*What is asked*
Report the number of lines that include "Detail", with no additional text.

*Supplied information*
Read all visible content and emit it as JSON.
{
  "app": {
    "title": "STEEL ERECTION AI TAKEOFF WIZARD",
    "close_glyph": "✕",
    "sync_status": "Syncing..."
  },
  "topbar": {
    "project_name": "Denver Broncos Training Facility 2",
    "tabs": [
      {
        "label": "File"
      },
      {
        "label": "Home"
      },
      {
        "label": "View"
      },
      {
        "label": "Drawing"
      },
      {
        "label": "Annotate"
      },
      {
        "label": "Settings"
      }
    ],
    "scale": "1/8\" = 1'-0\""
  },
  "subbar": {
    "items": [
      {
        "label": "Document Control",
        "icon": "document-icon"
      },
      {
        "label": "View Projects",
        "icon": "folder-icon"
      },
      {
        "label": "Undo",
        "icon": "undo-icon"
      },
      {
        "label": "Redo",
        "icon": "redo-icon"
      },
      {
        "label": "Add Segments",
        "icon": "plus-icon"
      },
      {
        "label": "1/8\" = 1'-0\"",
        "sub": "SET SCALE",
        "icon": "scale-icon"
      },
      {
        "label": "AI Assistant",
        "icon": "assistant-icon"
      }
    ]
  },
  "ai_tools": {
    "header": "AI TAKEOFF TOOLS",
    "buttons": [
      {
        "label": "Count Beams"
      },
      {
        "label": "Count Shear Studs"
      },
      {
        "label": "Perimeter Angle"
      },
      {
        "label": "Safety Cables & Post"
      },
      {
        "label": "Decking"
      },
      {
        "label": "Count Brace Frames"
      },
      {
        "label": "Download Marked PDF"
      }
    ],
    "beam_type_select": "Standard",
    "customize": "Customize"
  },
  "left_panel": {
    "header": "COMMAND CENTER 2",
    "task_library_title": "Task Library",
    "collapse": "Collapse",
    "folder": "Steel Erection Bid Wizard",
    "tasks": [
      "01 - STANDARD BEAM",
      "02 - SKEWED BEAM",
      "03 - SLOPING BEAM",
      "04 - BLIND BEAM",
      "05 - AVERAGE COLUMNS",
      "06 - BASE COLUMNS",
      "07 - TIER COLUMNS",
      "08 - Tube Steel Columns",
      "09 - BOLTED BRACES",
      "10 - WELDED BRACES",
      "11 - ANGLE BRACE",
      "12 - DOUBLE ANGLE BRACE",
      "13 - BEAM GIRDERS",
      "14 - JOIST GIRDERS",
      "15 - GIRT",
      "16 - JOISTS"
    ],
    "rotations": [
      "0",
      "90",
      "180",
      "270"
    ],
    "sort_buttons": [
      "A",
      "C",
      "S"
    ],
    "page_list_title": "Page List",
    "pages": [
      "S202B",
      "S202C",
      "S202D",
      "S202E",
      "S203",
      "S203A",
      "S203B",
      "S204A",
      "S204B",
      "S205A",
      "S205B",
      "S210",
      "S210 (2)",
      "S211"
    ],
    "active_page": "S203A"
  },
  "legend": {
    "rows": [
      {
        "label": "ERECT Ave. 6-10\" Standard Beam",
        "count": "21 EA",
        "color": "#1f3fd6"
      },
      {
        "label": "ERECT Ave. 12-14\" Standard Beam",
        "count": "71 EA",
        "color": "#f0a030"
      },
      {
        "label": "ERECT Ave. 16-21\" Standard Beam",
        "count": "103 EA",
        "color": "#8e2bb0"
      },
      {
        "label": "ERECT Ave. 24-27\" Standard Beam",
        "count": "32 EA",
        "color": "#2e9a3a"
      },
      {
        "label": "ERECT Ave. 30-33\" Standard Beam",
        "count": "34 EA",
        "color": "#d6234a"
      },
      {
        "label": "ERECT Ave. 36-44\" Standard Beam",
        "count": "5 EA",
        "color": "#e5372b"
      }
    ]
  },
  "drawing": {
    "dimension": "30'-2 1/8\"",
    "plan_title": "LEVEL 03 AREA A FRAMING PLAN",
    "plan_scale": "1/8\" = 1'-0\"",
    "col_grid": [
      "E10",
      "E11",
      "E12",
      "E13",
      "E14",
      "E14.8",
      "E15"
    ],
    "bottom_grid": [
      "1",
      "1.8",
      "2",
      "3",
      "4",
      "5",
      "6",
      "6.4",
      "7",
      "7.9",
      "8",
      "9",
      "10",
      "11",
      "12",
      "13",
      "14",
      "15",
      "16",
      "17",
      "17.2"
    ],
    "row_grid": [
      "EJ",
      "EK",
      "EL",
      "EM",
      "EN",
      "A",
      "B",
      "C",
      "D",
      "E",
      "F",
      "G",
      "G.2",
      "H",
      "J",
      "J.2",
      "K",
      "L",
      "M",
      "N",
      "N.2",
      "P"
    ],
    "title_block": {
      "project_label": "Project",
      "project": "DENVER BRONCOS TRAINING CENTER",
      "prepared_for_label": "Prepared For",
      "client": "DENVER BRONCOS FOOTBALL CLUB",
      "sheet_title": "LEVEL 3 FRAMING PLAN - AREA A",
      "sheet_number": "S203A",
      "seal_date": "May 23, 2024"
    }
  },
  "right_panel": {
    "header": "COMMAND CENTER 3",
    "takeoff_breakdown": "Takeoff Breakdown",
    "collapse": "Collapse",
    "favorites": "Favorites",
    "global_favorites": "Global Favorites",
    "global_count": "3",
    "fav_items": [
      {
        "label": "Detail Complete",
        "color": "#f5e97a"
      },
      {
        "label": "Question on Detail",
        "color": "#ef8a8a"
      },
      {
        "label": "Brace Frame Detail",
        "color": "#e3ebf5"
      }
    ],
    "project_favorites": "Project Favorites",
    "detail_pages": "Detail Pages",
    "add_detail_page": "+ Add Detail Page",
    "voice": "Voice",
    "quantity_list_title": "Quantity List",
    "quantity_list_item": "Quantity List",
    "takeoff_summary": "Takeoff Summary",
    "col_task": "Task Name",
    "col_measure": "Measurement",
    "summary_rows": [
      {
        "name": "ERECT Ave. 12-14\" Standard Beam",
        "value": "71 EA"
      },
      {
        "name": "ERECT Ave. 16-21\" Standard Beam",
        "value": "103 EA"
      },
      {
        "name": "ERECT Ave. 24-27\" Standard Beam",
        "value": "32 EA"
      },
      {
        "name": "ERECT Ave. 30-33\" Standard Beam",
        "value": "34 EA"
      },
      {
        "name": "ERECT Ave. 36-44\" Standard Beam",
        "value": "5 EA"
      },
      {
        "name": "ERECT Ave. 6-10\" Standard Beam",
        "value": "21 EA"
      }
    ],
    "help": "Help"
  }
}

*Response to the exercise*
5